Task statement: Write out every line of the material as it stands, apart from the pictures.

Listed records:
►

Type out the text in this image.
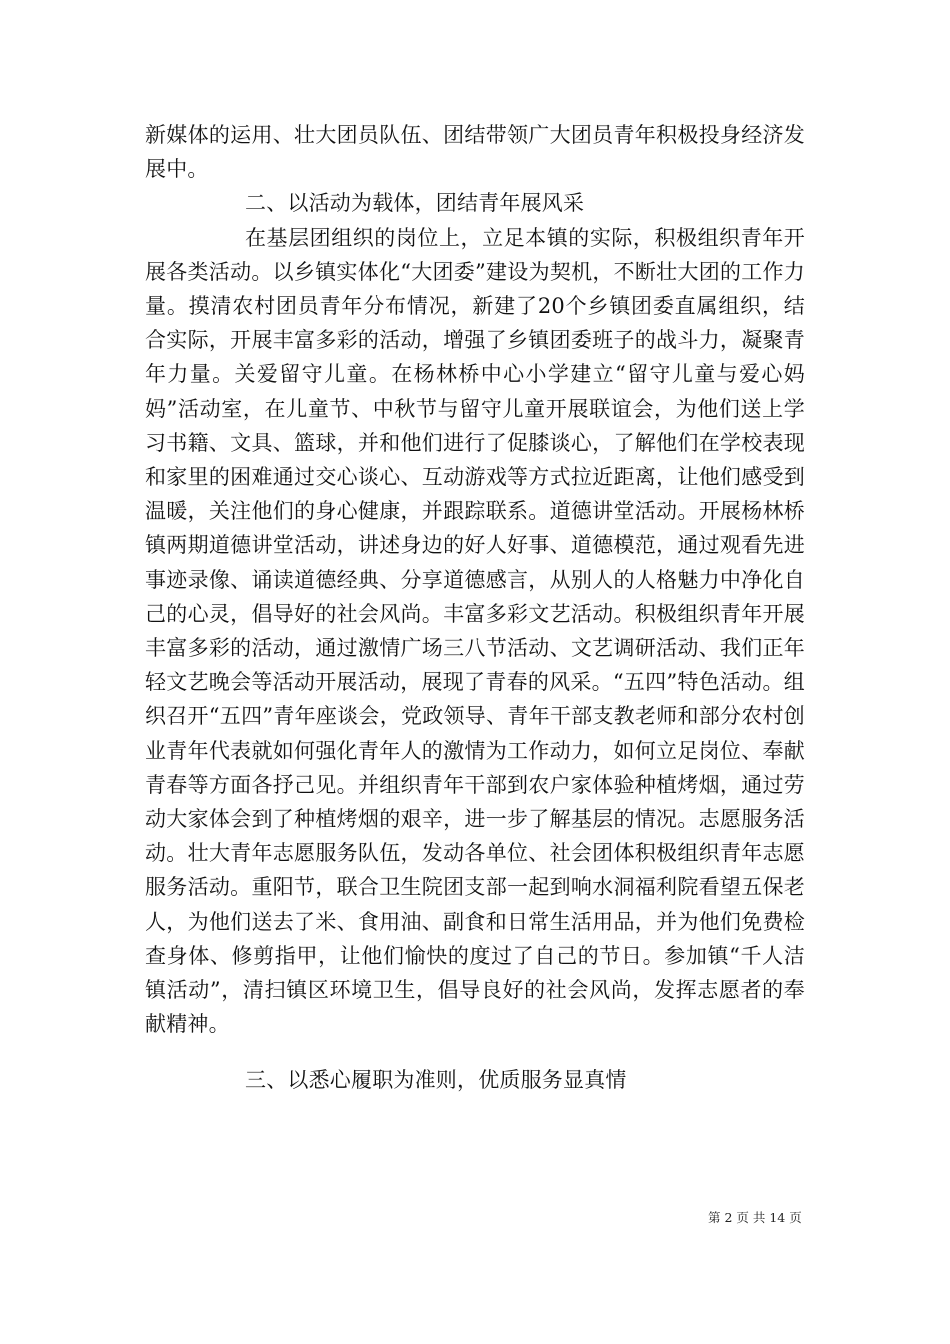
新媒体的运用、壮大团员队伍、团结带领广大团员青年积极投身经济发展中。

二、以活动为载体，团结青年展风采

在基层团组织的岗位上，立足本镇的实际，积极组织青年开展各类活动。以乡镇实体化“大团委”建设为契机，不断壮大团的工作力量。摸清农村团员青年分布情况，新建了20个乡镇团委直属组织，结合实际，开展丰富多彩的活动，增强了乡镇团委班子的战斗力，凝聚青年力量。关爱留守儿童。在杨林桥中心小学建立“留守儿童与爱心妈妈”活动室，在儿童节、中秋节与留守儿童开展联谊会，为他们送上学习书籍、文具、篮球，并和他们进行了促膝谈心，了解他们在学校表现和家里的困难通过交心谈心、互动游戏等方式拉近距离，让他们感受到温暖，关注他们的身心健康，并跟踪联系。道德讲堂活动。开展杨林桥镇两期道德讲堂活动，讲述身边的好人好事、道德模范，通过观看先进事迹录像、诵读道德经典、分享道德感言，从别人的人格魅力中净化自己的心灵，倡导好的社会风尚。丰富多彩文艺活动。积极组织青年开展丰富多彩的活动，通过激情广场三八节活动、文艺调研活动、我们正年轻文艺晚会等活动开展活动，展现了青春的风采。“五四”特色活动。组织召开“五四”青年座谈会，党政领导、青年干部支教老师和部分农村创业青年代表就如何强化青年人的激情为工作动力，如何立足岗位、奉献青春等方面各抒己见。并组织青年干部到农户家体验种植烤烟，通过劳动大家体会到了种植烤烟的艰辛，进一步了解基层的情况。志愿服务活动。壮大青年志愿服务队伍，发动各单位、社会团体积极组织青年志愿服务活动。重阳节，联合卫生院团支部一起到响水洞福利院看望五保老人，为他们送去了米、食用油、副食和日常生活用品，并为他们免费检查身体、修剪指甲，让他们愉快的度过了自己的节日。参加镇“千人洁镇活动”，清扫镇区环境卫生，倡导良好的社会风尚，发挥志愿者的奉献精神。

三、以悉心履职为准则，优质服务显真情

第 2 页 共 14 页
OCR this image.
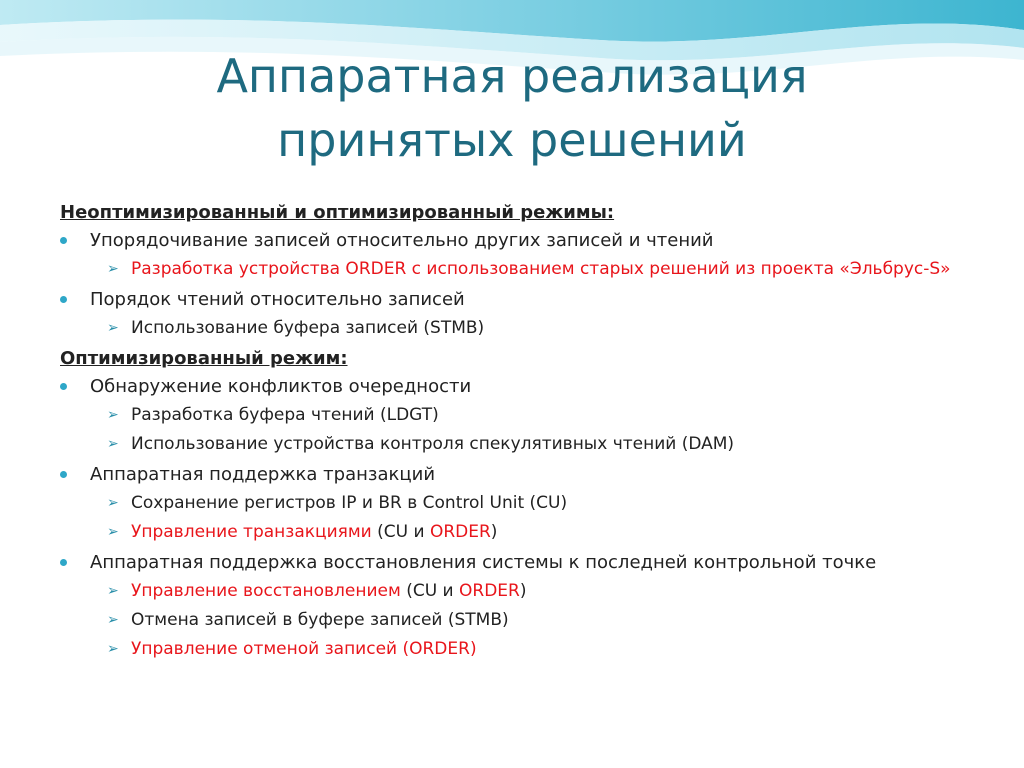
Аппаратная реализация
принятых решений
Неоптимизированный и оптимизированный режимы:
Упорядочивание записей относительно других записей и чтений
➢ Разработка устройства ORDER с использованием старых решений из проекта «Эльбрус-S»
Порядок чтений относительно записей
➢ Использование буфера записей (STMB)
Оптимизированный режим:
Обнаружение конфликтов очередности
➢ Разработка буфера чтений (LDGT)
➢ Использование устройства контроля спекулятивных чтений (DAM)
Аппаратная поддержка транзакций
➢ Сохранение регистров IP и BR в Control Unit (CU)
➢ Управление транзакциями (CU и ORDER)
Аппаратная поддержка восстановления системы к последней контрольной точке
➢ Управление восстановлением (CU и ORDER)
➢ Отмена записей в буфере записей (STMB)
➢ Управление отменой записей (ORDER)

◄

Solution below:
Type out the text in this image.
新媒体的运用、壮大团员队伍、团结带领广大团员青年积极投身经济发展中。

二、以活动为载体，团结青年展风采

在基层团组织的岗位上，立足本镇的实际，积极组织青年开展各类活动。以乡镇实体化“大团委”建设为契机，不断壮大团的工作力量。摸清农村团员青年分布情况，新建了20个乡镇团委直属组织，结合实际，开展丰富多彩的活动，增强了乡镇团委班子的战斗力，凝聚青年力量。关爱留守儿童。在杨林桥中心小学建立“留守儿童与爱心妈妈”活动室，在儿童节、中秋节与留守儿童开展联谊会，为他们送上学习书籍、文具、篮球，并和他们进行了促膝谈心，了解他们在学校表现和家里的困难通过交心谈心、互动游戏等方式拉近距离，让他们感受到温暖，关注他们的身心健康，并跟踪联系。道德讲堂活动。开展杨林桥镇两期道德讲堂活动，讲述身边的好人好事、道德模范，通过观看先进事迹录像、诵读道德经典、分享道德感言，从别人的人格魅力中净化自己的心灵，倡导好的社会风尚。丰富多彩文艺活动。积极组织青年开展丰富多彩的活动，通过激情广场三八节活动、文艺调研活动、我们正年轻文艺晚会等活动开展活动，展现了青春的风采。“五四”特色活动。组织召开“五四”青年座谈会，党政领导、青年干部支教老师和部分农村创业青年代表就如何强化青年人的激情为工作动力，如何立足岗位、奉献青春等方面各抒己见。并组织青年干部到农户家体验种植烤烟，通过劳动大家体会到了种植烤烟的艰辛，进一步了解基层的情况。志愿服务活动。壮大青年志愿服务队伍，发动各单位、社会团体积极组织青年志愿服务活动。重阳节，联合卫生院团支部一起到响水洞福利院看望五保老人，为他们送去了米、食用油、副食和日常生活用品，并为他们免费检查身体、修剪指甲，让他们愉快的度过了自己的节日。参加镇“千人洁镇活动”，清扫镇区环境卫生，倡导良好的社会风尚，发挥志愿者的奉献精神。

三、以悉心履职为准则，优质服务显真情

第 2 页 共 14 页
OCR this image.
Аппаратная реализация
принятых решений
Неоптимизированный и оптимизированный режимы:
Упорядочивание записей относительно других записей и чтений
➢ Разработка устройства ORDER с использованием старых решений из проекта «Эльбрус-S»
Порядок чтений относительно записей
➢ Использование буфера записей (STMB)
Оптимизированный режим:
Обнаружение конфликтов очередности
➢ Разработка буфера чтений (LDGT)
➢ Использование устройства контроля спекулятивных чтений (DAM)
Аппаратная поддержка транзакций
➢ Сохранение регистров IP и BR в Control Unit (CU)
➢ Управление транзакциями (CU и ORDER)
Аппаратная поддержка восстановления системы к последней контрольной точке
➢ Управление восстановлением (CU и ORDER)
➢ Отмена записей в буфере записей (STMB)
➢ Управление отменой записей (ORDER)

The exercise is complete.